[Saved entries]
--- START ---

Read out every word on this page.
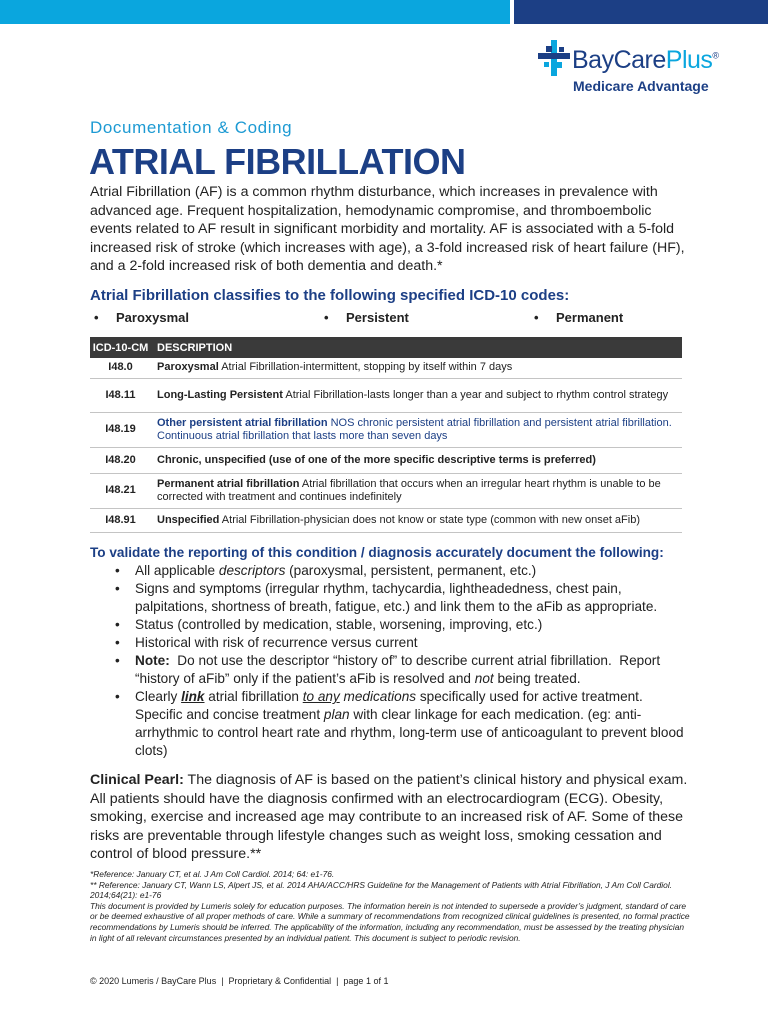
BayCarePlus®
Medicare Advantage
Documentation & Coding
ATRIAL FIBRILLATION
Atrial Fibrillation (AF) is a common rhythm disturbance, which increases in prevalence with advanced age. Frequent hospitalization, hemodynamic compromise, and thromboembolic events related to AF result in significant morbidity and mortality. AF is associated with a 5-fold increased risk of stroke (which increases with age), a 3-fold increased risk of heart failure (HF), and a 2-fold increased risk of both dementia and death.*
Atrial Fibrillation classifies to the following specified ICD-10 codes:
• Paroxysmal	• Persistent	• Permanent
ICD-10-CM	DESCRIPTION
I48.0	Paroxysmal Atrial Fibrillation-intermittent, stopping by itself within 7 days
I48.11	Long-Lasting Persistent Atrial Fibrillation-lasts longer than a year and subject to rhythm control strategy
I48.19	Other persistent atrial fibrillation NOS chronic persistent atrial fibrillation and persistent atrial fibrillation. Continuous atrial fibrillation that lasts more than seven days
I48.20	Chronic, unspecified (use of one of the more specific descriptive terms is preferred)
I48.21	Permanent atrial fibrillation Atrial fibrillation that occurs when an irregular heart rhythm is unable to be corrected with treatment and continues indefinitely
I48.91	Unspecified Atrial Fibrillation-physician does not know or state type (common with new onset aFib)
To validate the reporting of this condition / diagnosis accurately document the following:
• All applicable descriptors (paroxysmal, persistent, permanent, etc.)
• Signs and symptoms (irregular rhythm, tachycardia, lightheadedness, chest pain, palpitations, shortness of breath, fatigue, etc.) and link them to the aFib as appropriate.
• Status (controlled by medication, stable, worsening, improving, etc.)
• Historical with risk of recurrence versus current
• Note:  Do not use the descriptor “history of” to describe current atrial fibrillation.  Report “history of aFib” only if the patient’s aFib is resolved and not being treated.
• Clearly link atrial fibrillation to any medications specifically used for active treatment. Specific and concise treatment plan with clear linkage for each medication. (eg: anti-arrhythmic to control heart rate and rhythm, long-term use of anticoagulant to prevent blood clots)
Clinical Pearl: The diagnosis of AF is based on the patient’s clinical history and physical exam. All patients should have the diagnosis confirmed with an electrocardiogram (ECG). Obesity, smoking, exercise and increased age may contribute to an increased risk of AF. Some of these risks are preventable through lifestyle changes such as weight loss, smoking cessation and control of blood pressure.**
*Reference: January CT, et al. J Am Coll Cardiol. 2014; 64: e1-76.
** Reference: January CT, Wann LS, Alpert JS, et al. 2014 AHA/ACC/HRS Guideline for the Management of Patients with Atrial Fibrillation, J Am Coll Cardiol. 2014;64(21): e1-76
This document is provided by Lumeris solely for education purposes. The information herein is not intended to supersede a provider’s judgment, standard of care or be deemed exhaustive of all proper methods of care. While a summary of recommendations from recognized clinical guidelines is presented, no formal practice recommendations by Lumeris should be inferred. The applicability of the information, including any recommendation, must be assessed by the treating physician in light of all relevant circumstances presented by an individual patient. This document is subject to periodic revision.
© 2020 Lumeris / BayCare Plus  |  Proprietary & Confidential  |  page 1 of 1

--- END ---

# ASSIGNMENT:
Read the entries and show each line that mentions "Coll".

# ANSWER FOR THIS EXERCISE:
*Reference: January CT, et al. J Am Coll Cardiol. 2014; 64: e1-76.
** Reference: January CT, Wann LS, Alpert JS, et al. 2014 AHA/ACC/HRS Guideline for the Management of Patients with Atrial Fibrillation, J Am Coll Cardiol. 2014;64(21): e1-76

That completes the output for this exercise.